THE TASK
Locate every line in the records below that contains the word "cabeza", and copy each one.

::: RECORDS TO USE

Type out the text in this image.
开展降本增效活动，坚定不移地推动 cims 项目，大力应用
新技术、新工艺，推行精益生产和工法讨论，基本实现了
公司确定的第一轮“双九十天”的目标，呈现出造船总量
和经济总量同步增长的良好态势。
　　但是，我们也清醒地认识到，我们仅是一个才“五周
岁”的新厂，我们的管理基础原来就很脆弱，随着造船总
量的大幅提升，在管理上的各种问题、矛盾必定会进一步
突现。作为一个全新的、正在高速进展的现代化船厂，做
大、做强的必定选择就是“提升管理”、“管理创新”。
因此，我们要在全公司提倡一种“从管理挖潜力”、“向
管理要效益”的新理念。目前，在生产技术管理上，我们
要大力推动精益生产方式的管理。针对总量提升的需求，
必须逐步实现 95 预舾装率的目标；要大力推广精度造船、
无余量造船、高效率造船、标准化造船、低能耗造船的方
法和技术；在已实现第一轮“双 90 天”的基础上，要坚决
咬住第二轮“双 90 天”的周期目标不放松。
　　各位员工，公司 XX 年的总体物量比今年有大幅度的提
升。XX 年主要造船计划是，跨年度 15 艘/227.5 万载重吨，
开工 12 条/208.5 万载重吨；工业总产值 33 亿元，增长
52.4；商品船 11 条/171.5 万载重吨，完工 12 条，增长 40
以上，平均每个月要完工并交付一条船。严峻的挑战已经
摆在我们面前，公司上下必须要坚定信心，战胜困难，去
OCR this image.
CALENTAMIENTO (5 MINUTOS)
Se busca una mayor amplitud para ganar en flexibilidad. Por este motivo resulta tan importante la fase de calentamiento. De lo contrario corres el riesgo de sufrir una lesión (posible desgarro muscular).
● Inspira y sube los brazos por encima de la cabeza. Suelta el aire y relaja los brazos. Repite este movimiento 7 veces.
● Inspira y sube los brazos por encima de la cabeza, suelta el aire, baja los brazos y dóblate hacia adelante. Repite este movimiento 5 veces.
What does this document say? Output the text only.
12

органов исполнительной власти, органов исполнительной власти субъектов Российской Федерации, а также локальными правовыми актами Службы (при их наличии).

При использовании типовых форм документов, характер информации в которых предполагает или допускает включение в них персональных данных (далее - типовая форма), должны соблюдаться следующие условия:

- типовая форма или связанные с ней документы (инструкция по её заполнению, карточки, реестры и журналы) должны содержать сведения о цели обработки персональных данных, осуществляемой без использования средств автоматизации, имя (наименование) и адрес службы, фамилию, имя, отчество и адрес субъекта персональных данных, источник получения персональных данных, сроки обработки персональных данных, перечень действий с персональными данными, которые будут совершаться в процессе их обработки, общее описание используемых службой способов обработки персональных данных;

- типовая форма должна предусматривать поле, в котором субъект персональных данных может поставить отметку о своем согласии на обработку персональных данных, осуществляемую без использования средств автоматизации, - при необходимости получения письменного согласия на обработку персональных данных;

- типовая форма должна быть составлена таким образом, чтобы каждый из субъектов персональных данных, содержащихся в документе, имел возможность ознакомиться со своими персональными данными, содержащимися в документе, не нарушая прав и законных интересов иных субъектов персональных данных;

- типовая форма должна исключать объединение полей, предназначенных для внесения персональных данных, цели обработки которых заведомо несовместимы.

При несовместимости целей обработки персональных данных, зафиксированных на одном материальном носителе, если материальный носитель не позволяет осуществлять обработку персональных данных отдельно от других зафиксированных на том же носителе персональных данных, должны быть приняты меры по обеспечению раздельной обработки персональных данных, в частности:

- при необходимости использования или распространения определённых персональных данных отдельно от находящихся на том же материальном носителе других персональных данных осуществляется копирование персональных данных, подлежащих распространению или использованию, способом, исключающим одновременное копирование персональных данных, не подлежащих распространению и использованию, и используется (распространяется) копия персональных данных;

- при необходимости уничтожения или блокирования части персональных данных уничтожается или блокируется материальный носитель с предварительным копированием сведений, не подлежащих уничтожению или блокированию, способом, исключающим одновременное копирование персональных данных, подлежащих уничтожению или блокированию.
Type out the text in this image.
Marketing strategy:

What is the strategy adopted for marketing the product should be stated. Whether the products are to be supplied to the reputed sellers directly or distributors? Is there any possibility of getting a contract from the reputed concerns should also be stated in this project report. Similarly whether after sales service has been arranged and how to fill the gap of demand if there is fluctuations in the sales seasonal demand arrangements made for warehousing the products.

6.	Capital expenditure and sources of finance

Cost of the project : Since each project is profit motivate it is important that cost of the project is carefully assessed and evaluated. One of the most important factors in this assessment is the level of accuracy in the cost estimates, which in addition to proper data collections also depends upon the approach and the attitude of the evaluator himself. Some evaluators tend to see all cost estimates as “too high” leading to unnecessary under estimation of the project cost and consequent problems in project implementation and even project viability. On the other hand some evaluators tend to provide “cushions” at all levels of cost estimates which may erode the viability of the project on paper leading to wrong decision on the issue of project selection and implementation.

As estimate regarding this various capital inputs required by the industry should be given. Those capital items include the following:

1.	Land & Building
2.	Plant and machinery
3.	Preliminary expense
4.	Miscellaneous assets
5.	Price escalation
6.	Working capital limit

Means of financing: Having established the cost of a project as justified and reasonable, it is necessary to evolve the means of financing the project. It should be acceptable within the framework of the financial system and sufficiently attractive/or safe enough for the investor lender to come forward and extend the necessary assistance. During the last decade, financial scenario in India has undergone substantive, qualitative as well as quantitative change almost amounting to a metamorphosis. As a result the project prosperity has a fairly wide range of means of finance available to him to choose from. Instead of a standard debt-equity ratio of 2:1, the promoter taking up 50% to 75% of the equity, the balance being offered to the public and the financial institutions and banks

::::::

WRITTEN SOLUTION
● Inspira y sube los brazos por encima de la cabeza. Suelta el aire y relaja los brazos. Repite este movimiento 7 veces.
● Inspira y sube los brazos por encima de la cabeza, suelta el aire, baja los brazos y dóblate hacia adelante. Repite este movimiento 5 veces.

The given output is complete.